[Collection entries]
— start —

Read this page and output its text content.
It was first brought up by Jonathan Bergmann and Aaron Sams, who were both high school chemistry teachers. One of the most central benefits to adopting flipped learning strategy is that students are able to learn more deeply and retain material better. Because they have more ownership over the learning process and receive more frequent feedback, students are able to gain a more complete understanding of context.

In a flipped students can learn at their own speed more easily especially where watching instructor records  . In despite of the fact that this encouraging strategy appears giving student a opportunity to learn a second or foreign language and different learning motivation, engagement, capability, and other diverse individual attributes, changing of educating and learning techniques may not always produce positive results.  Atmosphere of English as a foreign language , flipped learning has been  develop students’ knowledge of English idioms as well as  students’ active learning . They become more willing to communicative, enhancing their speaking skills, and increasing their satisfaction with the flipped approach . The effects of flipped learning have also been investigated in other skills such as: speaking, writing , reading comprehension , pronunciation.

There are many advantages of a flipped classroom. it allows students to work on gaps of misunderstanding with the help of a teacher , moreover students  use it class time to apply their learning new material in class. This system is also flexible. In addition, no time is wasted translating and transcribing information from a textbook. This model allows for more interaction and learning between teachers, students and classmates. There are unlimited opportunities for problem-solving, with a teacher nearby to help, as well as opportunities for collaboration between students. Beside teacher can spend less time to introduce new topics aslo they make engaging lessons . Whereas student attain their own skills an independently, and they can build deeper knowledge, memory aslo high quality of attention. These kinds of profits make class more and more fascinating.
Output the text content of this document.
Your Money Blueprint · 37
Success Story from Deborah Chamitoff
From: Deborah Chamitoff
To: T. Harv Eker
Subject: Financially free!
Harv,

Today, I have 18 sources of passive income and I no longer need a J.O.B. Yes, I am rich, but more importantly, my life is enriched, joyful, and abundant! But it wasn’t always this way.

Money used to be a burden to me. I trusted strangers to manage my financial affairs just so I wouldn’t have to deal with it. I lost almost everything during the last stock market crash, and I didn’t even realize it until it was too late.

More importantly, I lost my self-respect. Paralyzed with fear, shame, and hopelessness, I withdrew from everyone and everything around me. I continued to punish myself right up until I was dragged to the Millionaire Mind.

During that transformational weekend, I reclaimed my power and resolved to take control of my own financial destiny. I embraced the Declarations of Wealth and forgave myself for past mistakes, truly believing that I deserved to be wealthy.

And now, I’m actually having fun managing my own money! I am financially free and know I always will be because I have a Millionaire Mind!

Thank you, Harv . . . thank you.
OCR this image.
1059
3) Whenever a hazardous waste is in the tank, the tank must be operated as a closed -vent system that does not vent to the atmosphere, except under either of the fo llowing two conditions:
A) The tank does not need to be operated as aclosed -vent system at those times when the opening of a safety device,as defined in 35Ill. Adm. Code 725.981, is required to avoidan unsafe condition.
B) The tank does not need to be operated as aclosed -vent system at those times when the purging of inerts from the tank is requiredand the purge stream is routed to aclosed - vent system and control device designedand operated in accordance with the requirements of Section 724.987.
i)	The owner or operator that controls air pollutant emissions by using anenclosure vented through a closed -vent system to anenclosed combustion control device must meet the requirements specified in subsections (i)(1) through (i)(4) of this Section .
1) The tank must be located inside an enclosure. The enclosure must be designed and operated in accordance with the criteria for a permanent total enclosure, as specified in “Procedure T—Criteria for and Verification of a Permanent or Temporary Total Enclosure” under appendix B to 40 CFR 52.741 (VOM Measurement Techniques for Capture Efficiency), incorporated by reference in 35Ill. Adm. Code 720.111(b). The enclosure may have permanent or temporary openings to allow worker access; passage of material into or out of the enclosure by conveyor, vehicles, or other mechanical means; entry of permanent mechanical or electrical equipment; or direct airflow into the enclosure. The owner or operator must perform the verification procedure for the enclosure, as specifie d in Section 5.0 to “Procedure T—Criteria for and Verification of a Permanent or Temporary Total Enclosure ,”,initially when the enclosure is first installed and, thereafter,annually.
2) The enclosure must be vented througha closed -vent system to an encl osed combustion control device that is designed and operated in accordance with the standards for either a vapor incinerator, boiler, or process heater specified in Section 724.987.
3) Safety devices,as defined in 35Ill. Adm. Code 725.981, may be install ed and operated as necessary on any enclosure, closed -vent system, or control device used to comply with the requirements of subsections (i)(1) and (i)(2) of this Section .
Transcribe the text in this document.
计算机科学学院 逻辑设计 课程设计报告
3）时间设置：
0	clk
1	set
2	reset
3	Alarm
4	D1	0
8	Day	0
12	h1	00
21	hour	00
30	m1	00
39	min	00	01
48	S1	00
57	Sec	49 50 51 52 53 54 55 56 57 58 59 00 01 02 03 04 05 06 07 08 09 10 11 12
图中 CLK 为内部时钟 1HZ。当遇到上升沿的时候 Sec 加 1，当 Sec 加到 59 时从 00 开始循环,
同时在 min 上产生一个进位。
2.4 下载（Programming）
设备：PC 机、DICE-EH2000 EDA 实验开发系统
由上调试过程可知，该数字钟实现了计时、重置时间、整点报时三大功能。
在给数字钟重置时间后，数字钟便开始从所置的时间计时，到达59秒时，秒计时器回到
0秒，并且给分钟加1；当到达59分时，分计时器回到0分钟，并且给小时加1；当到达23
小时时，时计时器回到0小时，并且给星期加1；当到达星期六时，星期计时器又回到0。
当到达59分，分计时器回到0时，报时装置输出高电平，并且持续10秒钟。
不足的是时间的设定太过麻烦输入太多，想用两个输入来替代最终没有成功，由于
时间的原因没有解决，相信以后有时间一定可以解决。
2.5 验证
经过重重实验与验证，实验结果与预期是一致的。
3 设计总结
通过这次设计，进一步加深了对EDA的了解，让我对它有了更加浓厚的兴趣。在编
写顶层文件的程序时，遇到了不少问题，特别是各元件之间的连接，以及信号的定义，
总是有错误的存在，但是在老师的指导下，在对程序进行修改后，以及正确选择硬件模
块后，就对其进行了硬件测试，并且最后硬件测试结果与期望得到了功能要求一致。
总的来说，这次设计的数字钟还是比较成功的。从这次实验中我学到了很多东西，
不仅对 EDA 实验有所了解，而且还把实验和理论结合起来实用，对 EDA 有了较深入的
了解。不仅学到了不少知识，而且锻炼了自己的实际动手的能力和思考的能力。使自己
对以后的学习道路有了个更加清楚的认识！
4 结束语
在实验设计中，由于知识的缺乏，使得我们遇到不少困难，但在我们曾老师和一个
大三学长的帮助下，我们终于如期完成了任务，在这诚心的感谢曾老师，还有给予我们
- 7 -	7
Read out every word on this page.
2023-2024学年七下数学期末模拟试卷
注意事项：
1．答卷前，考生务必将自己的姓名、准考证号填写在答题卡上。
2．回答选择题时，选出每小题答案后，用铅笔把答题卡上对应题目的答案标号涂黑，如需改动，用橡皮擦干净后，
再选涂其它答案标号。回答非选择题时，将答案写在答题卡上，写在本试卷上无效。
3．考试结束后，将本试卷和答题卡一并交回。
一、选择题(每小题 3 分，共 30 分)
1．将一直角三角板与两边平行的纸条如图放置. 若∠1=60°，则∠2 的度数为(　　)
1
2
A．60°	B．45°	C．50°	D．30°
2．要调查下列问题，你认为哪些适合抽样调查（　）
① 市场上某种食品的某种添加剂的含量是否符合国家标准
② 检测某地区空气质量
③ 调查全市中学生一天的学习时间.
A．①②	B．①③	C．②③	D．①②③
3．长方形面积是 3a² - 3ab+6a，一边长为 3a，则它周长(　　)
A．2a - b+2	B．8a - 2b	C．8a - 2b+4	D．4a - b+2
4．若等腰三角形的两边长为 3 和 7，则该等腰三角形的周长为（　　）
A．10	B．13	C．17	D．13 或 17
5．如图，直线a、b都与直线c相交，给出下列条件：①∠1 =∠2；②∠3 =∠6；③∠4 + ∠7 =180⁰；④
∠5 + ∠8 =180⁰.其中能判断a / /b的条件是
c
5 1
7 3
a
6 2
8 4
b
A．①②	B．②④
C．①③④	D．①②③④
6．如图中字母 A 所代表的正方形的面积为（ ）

— end —

What to work on – Each line from the one containing "Read out every word on this page." through the end of the entries, both included, is to be returned exactly, with no other lines.

Solution below –
Read out every word on this page.
2023-2024学年七下数学期末模拟试卷
注意事项：
1．答卷前，考生务必将自己的姓名、准考证号填写在答题卡上。
2．回答选择题时，选出每小题答案后，用铅笔把答题卡上对应题目的答案标号涂黑，如需改动，用橡皮擦干净后，
再选涂其它答案标号。回答非选择题时，将答案写在答题卡上，写在本试卷上无效。
3．考试结束后，将本试卷和答题卡一并交回。
一、选择题(每小题 3 分，共 30 分)
1．将一直角三角板与两边平行的纸条如图放置. 若∠1=60°，则∠2 的度数为(　　)
1
2
A．60°	B．45°	C．50°	D．30°
2．要调查下列问题，你认为哪些适合抽样调查（　）
① 市场上某种食品的某种添加剂的含量是否符合国家标准
② 检测某地区空气质量
③ 调查全市中学生一天的学习时间.
A．①②	B．①③	C．②③	D．①②③
3．长方形面积是 3a² - 3ab+6a，一边长为 3a，则它周长(　　)
A．2a - b+2	B．8a - 2b	C．8a - 2b+4	D．4a - b+2
4．若等腰三角形的两边长为 3 和 7，则该等腰三角形的周长为（　　）
A．10	B．13	C．17	D．13 或 17
5．如图，直线a、b都与直线c相交，给出下列条件：①∠1 =∠2；②∠3 =∠6；③∠4 + ∠7 =180⁰；④
∠5 + ∠8 =180⁰.其中能判断a / /b的条件是
c
5 1
7 3
a
6 2
8 4
b
A．①②	B．②④
C．①③④	D．①②③④
6．如图中字母 A 所代表的正方形的面积为（ ）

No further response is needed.